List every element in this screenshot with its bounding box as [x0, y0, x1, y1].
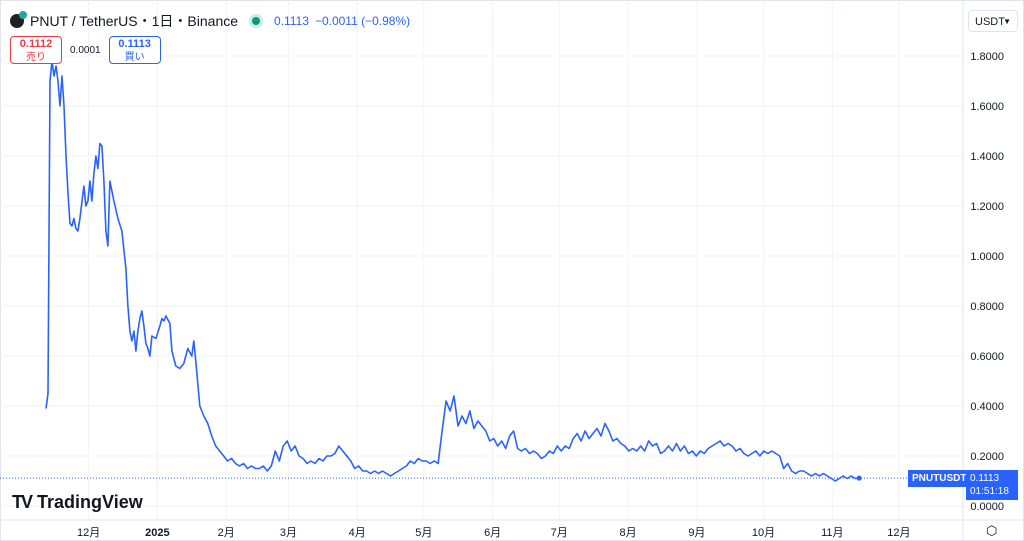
last-price-dot: [856, 475, 862, 481]
market-open-icon: [252, 17, 261, 25]
x-tick-label: 4月: [349, 527, 366, 539]
x-tick-label: 2025: [145, 527, 169, 539]
currency-label: USDT: [975, 16, 1005, 28]
last-price-label: 0.1113 01:51:18: [966, 470, 1018, 500]
spread: 0.0001: [70, 44, 101, 56]
sell-price: 0.1112: [19, 38, 53, 50]
symbol-title[interactable]: PNUT / TetherUS・1日・Binance: [30, 13, 239, 29]
x-tick-label: 11月: [821, 527, 843, 539]
x-tick-label: 10月: [752, 527, 775, 539]
y-tick-label: 1.6000: [970, 101, 1004, 113]
y-tick-label: 1.4000: [970, 151, 1004, 163]
y-tick-label: 0.8000: [970, 301, 1004, 313]
price-axis[interactable]: 0.0000 0.2000 0.4000 0.6000 0.8000 1.0000 1.20…: [970, 51, 1004, 513]
y-tick-label: 0.2000: [970, 451, 1004, 463]
symbol-price-tag: PNUTUSDT: [908, 470, 971, 487]
sell-button[interactable]: 0.1112 売り: [10, 36, 62, 64]
trade-buttons: 0.1112 売り 0.0001 0.1113 買い: [10, 36, 161, 64]
chevron-down-icon: ▼: [1003, 17, 1011, 26]
x-tick-label: 6月: [484, 527, 501, 539]
y-tick-label: 0.6000: [970, 351, 1004, 363]
x-tick-label: 3月: [280, 527, 297, 539]
x-tick-label: 7月: [551, 527, 568, 539]
grid: [0, 0, 963, 520]
y-tick-label: 1.2000: [970, 201, 1004, 213]
tradingview-logo[interactable]: TV TradingView: [12, 492, 143, 513]
price-change: −0.0011 (−0.98%): [314, 14, 411, 28]
pnut-coin-icon: [10, 11, 27, 28]
tradingview-logo-icon: TV: [12, 492, 33, 512]
last-price-value: 0.1113: [970, 473, 1000, 484]
tradingview-logo-text: TradingView: [37, 492, 143, 512]
sell-label: 売り: [26, 52, 46, 63]
buy-button[interactable]: 0.1113 買い: [108, 36, 161, 64]
x-tick-label: 2月: [218, 527, 235, 539]
bar-countdown: 01:51:18: [970, 486, 1009, 497]
price-line: [45, 60, 860, 482]
settings-gear-icon[interactable]: ⬡: [986, 523, 998, 538]
x-tick-label: 8月: [619, 527, 636, 539]
buy-label: 買い: [124, 52, 145, 63]
y-tick-label: 0.4000: [970, 401, 1004, 413]
buy-price: 0.1113: [118, 38, 151, 50]
currency-select[interactable]: USDT ▼: [968, 10, 1018, 32]
y-tick-label: 1.8000: [970, 51, 1004, 63]
symbol-legend[interactable]: PNUT / TetherUS・1日・Binance 0.1113 −0.001…: [10, 11, 410, 31]
x-tick-label: 12月: [887, 527, 910, 539]
x-tick-label: 12月: [77, 527, 100, 539]
x-tick-label: 9月: [688, 527, 705, 539]
x-tick-label: 5月: [415, 527, 432, 539]
y-tick-label: 1.0000: [970, 251, 1004, 263]
y-tick-label: 0.0000: [970, 501, 1004, 513]
last-price: 0.1113: [274, 14, 309, 28]
time-axis[interactable]: 12月 2025 2月 3月 4月 5月 6月 7月 8月 9月 10月 11月 12月: [77, 527, 911, 539]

________________________________________

- [WRITTEN PROBLEM]:
Copy out the lines of the material above, starting at the line that contains "last-price-dot: [856, 475, 862, 481]" and stopping after the line that contains "y-tick-label: 0.2000: [970, 451, 1004, 463]", including both.

- [SOLUTION TO THIS TASK]:
last-price-dot: [856, 475, 862, 481]
market-open-icon: [252, 17, 261, 25]
x-tick-label: 4月: [349, 527, 366, 539]
x-tick-label: 2025: [145, 527, 169, 539]
currency-label: USDT: [975, 16, 1005, 28]
last-price-label: 0.1113 01:51:18: [966, 470, 1018, 500]
spread: 0.0001: [70, 44, 101, 56]
sell-price: 0.1112: [19, 38, 53, 50]
symbol-title[interactable]: PNUT / TetherUS・1日・Binance: [30, 13, 239, 29]
x-tick-label: 11月: [821, 527, 843, 539]
x-tick-label: 10月: [752, 527, 775, 539]
y-tick-label: 1.6000: [970, 101, 1004, 113]
y-tick-label: 1.4000: [970, 151, 1004, 163]
y-tick-label: 0.8000: [970, 301, 1004, 313]
price-axis[interactable]: 0.0000 0.2000 0.4000 0.6000 0.8000 1.0000 1.20…: [970, 51, 1004, 513]
y-tick-label: 0.2000: [970, 451, 1004, 463]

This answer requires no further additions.